PETUNJUK ANDA. Tuliskan lanjutan ulasan buku The Hidden Face of Iran di bawah ini, mulai dari kalimat sesudah kalimat terakhir yang tercantum.

KUTIPAN TEKS.

=====

Judul Buku : The Hidden Face Of Iran
Catatan Perjalanan Warga Amerika Serikat Menembus Jantung Negeri Iran
Penulis : Terence Ward
Penerjemah : Berliani M. Nugrahani
Terbit: Cetakan 1, Maret 2007
Tebal: 579 halaman
Penerbit : Rajut Publishing
Ketika Iran dan AS Menjadi Saudara
Oleh Muhammad Ja’far
Seperti burung-burung attar, jalan kami untuk menemui keluarga Hassan membawa kami berhadapan dengan cinta, lebih jauh dari pada dunia politik dan sangkaan tidak berdasar (Ward, hlm 568).
Benar, bahwa Negara menjalankan fungsi representasi atas (aspirasi) rakyatnya melalui mekanisme politiknya. Namun, itu bukan berarti rakyat dapat selalu diidentikkan dengan Negara yang menjadi tempat afiliasinya. Terlebih lagi, rakyat diidentikkan dengan praktik politik yang berlaku didalamnya (pemerintahnya). Ini problem masyarakat dunia dewasa ini, yaitu keunikan individual, tergerus oleh komunalitas. Identifikasi serta generalisasi rakyat sebuah Negara dengan pemerintahan yang berkuasa didalamnya kerap terjadi.

=====

INFORMASI YANG DIBERIKAN.

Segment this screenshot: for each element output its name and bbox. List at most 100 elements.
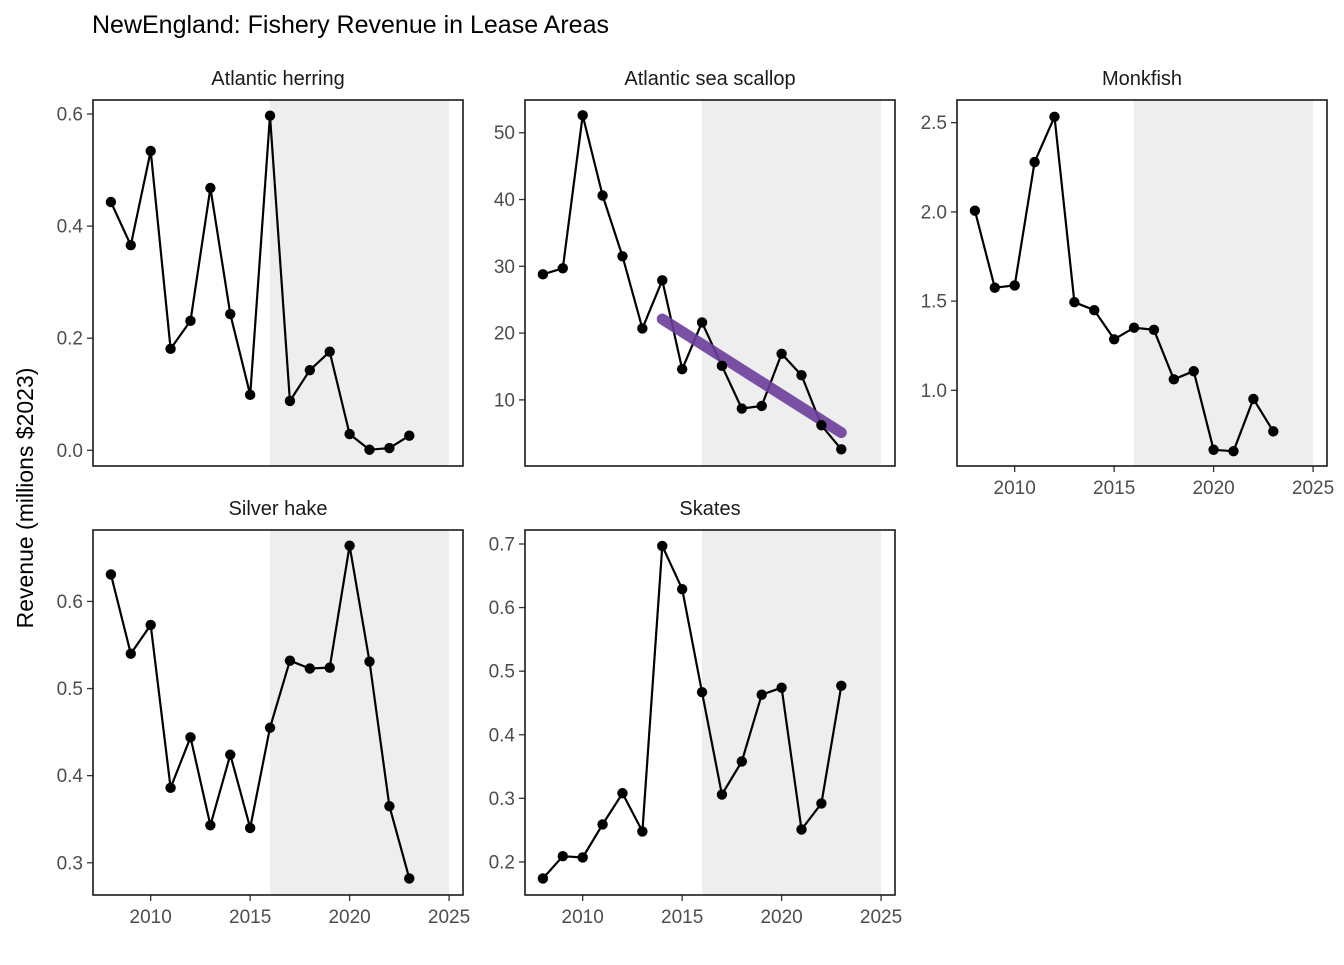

=====

JAWABAN YANG DIHARAPKAN.
Bahwa Amerika Serikat (AS) dan Republik Islam Iran kini sedang berseteru, benar adanya. Hubungan politik antar keduanya sedang memanas, tepat sekali. George W Bush, Presiden AS, dan Mahmoud Ahmadinajed, Presiden Iran, bisa dinobatkan sebagai dua pemimpin yang dalam dua tahun terakhir ini paling gencar berkonfrontasi diplomasi politik. Saling tuding dan aling dilakukan masing-masing. Terutama menyangkut isu program nuklir. Tampaknya tidak ada yang akan membantah bahwa antar keduanya sulit dibangun jembatan damai serta harmonisasi.
Tapi dalam buku ini, The Hidden Face of Iran,, fakta yang kita dapatkan justru sebaliknya: ‘Iran’ dan ‘Amerika’ bergandengan tangan layaknya saudara. Hubungan keduanya demikian erat, bersahabat dan penuh kekeluargaan. Sesuatu yang tidak kita dapatkan dalam cakrawala polotik praktis kedua Negara tersebut.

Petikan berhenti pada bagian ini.